▸ DIRECTIVE
Determine the count of lines holding "Decadal" and give that count alone.
— start of DATA FOR PROCESSING —
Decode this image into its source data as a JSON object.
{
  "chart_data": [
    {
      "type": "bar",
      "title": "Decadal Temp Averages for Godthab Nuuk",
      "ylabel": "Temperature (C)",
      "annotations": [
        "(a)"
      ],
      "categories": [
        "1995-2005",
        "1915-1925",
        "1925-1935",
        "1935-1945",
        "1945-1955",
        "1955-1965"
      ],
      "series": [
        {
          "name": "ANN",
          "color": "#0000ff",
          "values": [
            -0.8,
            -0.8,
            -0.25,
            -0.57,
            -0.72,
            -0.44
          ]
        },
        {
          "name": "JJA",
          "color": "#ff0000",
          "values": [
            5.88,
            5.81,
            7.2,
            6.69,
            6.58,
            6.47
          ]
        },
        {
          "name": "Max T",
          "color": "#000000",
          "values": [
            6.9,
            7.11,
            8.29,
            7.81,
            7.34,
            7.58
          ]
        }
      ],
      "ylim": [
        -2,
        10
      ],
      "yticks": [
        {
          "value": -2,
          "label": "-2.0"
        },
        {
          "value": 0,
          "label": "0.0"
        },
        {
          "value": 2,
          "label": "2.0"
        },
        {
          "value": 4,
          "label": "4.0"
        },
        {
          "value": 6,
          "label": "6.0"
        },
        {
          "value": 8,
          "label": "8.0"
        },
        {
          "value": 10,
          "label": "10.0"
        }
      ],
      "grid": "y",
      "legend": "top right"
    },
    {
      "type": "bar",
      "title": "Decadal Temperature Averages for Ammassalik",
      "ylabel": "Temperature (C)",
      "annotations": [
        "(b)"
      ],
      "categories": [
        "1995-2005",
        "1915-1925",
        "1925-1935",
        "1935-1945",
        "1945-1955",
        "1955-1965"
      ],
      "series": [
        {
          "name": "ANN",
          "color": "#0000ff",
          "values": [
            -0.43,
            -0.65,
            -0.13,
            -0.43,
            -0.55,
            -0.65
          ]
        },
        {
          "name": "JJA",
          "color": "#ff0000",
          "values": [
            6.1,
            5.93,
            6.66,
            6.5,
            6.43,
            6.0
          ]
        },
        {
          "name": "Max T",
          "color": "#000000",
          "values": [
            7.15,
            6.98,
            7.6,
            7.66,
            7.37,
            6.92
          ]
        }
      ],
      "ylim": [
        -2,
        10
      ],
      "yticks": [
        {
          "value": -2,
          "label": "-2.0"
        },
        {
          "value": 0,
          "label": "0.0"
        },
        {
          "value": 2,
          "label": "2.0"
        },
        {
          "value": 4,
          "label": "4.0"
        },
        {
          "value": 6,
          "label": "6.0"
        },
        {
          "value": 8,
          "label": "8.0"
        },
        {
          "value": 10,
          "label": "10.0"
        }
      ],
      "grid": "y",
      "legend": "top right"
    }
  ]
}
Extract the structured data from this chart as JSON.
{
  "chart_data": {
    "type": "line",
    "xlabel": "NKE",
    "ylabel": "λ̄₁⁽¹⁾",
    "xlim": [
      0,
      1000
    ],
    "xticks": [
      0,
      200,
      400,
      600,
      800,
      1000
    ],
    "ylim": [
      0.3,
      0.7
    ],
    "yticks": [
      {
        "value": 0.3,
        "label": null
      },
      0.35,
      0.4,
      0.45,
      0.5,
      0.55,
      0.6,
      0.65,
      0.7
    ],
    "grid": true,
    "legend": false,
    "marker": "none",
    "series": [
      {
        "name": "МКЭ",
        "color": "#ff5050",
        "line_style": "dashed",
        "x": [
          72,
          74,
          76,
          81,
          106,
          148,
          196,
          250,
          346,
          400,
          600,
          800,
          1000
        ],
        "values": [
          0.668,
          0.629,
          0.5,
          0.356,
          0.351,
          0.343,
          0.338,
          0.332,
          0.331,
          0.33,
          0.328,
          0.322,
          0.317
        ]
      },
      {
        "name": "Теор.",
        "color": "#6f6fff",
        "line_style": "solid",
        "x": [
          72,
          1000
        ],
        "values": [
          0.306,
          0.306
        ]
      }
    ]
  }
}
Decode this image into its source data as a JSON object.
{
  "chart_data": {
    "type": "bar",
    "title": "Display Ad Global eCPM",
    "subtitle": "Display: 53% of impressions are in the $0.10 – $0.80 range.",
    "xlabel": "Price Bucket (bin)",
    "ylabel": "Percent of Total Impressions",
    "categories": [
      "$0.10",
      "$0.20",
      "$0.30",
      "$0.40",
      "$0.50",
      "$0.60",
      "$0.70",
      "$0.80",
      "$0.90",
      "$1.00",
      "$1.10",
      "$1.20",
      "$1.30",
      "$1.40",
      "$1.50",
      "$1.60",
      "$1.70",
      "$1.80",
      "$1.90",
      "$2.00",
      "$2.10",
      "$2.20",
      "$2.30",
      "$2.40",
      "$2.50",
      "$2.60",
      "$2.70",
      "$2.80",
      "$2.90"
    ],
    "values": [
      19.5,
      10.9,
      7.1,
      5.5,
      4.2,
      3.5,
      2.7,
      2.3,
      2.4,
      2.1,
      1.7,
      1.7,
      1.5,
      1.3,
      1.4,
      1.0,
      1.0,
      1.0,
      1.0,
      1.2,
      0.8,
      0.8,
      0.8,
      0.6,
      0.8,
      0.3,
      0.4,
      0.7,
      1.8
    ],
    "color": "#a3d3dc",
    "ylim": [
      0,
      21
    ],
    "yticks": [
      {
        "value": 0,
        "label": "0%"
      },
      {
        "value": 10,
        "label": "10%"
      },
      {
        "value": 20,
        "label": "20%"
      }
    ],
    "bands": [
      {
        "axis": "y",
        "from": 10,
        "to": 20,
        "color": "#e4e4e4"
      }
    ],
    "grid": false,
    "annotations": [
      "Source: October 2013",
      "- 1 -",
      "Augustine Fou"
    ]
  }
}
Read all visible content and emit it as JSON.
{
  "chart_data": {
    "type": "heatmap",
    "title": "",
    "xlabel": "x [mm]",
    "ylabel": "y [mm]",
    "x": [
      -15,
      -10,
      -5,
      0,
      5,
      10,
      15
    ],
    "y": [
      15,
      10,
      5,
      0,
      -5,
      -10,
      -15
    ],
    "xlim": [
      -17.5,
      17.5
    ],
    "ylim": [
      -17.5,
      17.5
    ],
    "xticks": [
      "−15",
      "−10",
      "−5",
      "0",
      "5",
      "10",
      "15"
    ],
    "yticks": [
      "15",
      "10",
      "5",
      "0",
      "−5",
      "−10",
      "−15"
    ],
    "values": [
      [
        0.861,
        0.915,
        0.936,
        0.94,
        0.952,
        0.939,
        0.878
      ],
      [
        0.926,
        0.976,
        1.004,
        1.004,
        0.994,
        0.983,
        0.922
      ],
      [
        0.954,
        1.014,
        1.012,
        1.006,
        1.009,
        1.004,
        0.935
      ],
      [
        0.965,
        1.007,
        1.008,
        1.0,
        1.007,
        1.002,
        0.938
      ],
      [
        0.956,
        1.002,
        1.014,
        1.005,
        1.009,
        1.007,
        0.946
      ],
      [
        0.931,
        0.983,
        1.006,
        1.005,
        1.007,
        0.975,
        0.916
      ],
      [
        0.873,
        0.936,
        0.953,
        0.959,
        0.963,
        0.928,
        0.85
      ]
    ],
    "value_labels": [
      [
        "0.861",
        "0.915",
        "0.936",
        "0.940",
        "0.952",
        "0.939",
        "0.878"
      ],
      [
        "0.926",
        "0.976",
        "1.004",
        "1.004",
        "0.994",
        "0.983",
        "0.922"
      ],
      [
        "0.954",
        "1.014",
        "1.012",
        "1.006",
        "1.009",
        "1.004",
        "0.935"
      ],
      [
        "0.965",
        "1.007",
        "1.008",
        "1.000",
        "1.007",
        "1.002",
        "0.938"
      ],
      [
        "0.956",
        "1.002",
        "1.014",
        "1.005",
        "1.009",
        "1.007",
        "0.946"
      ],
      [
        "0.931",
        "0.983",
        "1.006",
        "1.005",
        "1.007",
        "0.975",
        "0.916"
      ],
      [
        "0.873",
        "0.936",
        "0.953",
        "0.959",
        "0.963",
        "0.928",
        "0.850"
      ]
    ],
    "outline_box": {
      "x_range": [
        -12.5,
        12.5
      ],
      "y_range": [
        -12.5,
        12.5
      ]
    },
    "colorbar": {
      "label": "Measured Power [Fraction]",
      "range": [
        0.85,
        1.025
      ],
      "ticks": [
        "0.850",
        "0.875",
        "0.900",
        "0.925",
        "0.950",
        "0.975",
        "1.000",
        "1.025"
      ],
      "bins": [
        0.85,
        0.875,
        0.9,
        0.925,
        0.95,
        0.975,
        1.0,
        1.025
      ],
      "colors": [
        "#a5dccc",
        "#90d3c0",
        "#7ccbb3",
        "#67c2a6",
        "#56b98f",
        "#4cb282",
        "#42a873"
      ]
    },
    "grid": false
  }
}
— end of DATA FOR PROCESSING —
▸ EXPECTED OUTPUT
2